How do Russians envisage their country’s place in the world fifteen or twenty years from now? In the afterglow of the seizure of Crimea and the intimidation of Ukraine, there has been of late a significant change in the mood of the country. According to public opinion polls, most Russians are in a triumphalist mood and now think of their country as a superpower and the West as isolated and in retreat. The rules of the game, formerly dictated by the EU and Washington, have changed. The expansion of NATO and the EU to the Russian periphery has been halted. Mainstream moderate Russian commentators such as Sergei Karaganov, Alexander Lukin, and others have helped popularize a narrative which holds that until recently Russian dignity and interests were trampled and the country was subjected to systematic deceit, hypocrisy, and broken promises on the international scene. But Russia has now been liberated from false illusions, having given up attempts to become part of the West.

The West tried to take advantage of, rather than partner with, Russia after the end of the Cold War. It tried to expand its spheres of influence. Russia’s interests and objections were ignored. In a Russian version of this “stab in the back” narrative, Vladimir Putin and the other Kremlin spokesmen have repeatedly declared that the West promised Russia that NATO would not move eastward, a promise that was hypocritically broken. And it was, moreover, an effort to camouflage the crisis of the European “project” itself, a crisis that has revealed the EU to be a paper tiger.
┄┄┄┄┄┄
**SET OF TASKS**.
1. Answer these questions using the passage on Russia's world role:
(a) According to public opinion polls, how do most Russians now think of their country and of the West?
(b) Which expansion does the passage say has been halted?
(c) What did Kremlin spokesmen say the West promised Russia?
2. Name every person mentioned by name in the passage on Russia's world role.
3. Reproduce the passage on Russia's world role word for word between "The West tried" and "a paper tiger.", inclusive.

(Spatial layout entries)
┄┄┄┄┄┄
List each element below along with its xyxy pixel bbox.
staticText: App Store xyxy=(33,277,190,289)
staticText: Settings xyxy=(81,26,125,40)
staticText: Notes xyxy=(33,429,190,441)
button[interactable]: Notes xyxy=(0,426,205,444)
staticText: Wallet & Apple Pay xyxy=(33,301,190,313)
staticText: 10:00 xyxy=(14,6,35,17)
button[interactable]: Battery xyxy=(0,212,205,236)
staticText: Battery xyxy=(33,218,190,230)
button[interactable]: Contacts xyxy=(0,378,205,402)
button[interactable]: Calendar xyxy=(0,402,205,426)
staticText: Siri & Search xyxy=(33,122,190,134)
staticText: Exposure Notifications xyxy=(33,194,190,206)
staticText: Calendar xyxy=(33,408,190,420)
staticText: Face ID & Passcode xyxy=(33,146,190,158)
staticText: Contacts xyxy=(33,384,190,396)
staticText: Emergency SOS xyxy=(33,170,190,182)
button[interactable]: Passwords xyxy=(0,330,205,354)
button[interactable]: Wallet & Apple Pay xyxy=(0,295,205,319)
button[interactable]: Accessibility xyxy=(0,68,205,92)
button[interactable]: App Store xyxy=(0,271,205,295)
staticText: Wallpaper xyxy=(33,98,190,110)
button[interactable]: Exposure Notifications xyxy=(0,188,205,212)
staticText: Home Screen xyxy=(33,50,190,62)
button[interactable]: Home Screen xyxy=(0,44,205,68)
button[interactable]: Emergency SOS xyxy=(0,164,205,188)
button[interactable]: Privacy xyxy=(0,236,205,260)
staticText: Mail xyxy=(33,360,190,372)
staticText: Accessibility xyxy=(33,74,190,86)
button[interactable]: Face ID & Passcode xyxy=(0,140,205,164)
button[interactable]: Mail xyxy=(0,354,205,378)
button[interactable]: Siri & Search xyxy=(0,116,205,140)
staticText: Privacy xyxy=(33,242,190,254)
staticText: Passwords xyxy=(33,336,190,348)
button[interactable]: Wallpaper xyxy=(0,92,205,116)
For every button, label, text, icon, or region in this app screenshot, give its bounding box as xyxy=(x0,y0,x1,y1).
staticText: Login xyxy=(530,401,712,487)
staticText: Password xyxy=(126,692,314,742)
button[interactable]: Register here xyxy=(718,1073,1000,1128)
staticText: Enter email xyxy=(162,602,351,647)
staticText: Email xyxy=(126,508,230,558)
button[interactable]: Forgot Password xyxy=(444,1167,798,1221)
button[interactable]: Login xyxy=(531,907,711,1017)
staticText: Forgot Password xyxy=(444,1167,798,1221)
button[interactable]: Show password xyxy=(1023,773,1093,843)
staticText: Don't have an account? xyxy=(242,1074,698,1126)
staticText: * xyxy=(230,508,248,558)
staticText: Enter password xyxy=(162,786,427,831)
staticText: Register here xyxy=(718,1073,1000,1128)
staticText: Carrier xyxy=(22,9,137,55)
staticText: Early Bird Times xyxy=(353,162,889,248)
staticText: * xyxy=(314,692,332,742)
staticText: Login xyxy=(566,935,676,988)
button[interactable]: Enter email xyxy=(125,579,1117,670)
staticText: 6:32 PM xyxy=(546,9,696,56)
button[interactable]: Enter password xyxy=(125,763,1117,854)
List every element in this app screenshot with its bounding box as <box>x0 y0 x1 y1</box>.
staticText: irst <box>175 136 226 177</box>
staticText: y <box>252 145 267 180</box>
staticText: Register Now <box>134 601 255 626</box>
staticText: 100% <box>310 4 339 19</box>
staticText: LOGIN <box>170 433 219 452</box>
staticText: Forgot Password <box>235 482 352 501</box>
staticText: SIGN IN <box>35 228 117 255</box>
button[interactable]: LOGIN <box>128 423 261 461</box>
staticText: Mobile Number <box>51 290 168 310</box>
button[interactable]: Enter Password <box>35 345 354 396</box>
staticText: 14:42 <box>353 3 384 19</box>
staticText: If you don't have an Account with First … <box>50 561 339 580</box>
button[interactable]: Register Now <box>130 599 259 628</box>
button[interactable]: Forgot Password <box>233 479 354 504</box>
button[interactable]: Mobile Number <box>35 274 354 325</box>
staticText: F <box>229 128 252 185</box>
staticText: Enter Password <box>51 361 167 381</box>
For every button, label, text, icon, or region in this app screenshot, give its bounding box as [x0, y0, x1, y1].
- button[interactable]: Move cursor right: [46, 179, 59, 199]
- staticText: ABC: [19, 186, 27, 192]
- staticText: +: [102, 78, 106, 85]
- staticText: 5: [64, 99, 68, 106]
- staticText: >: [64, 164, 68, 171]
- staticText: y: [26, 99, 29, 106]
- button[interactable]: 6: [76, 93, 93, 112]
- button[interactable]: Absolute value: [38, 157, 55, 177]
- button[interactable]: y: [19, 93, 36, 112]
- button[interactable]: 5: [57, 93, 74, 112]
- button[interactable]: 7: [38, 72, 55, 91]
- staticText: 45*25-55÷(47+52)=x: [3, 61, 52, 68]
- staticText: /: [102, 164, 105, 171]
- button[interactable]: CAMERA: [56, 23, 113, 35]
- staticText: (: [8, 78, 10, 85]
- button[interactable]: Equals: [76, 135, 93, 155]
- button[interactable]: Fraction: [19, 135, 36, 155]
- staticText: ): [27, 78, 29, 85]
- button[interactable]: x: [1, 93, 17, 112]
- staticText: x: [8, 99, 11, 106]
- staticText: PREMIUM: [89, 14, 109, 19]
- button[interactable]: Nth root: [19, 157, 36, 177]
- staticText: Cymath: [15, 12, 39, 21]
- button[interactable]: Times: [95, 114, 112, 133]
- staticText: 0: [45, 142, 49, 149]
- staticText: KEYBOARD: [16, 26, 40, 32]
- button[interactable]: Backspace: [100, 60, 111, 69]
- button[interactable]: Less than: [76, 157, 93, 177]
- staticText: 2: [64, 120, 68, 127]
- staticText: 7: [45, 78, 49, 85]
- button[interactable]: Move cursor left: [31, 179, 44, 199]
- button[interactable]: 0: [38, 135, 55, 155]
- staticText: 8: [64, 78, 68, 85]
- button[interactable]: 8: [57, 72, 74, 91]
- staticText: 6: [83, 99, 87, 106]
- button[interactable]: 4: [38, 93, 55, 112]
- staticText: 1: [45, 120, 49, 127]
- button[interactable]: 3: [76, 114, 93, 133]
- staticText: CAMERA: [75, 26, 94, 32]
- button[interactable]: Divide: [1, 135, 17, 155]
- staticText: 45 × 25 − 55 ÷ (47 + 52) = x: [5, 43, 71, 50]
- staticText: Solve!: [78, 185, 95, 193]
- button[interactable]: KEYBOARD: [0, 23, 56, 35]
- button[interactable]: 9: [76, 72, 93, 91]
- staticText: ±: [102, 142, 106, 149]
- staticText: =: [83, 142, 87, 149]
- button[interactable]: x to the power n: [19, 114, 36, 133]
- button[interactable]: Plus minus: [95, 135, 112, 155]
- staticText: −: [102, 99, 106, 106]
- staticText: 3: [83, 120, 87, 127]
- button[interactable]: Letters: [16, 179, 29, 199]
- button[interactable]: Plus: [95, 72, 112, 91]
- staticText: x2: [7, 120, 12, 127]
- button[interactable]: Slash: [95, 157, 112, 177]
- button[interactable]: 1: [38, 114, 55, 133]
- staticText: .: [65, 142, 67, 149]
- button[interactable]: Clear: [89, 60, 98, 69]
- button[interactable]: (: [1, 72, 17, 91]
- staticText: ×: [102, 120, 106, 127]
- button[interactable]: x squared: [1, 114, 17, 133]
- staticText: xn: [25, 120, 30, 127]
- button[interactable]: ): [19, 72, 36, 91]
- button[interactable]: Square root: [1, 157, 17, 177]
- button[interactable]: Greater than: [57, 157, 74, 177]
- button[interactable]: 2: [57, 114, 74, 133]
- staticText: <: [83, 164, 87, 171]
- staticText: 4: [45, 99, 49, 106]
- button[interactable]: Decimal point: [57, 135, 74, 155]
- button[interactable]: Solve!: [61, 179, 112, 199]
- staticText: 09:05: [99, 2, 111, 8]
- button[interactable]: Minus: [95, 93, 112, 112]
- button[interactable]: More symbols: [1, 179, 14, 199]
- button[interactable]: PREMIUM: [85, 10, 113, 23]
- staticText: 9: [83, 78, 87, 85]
┄┄┄┄┄┄
**EXERCISE SOLUTIONS**.
1.
(a) Most Russians think of their country as a superpower and of the West as isolated and in retreat.
(b) The expansion of NATO and the EU to the Russian periphery.
(c) That NATO would not move eastward.

2.
Sergei Karaganov
Alexander Lukin
Vladimir Putin

3.
The West tried to take advantage of, rather than partner with, Russia after the end of the Cold War. It tried to expand its spheres of influence. Russia’s interests and objections were ignored. In a Russian version of this “stab in the back” narrative, Vladimir Putin and the other Kremlin spokesmen have repeatedly declared that the West promised Russia that NATO would not move eastward, a promise that was hypocritically broken. And it was, moreover, an effort to camouflage the crisis of the European “project” itself, a crisis that has revealed the EU to be a paper tiger.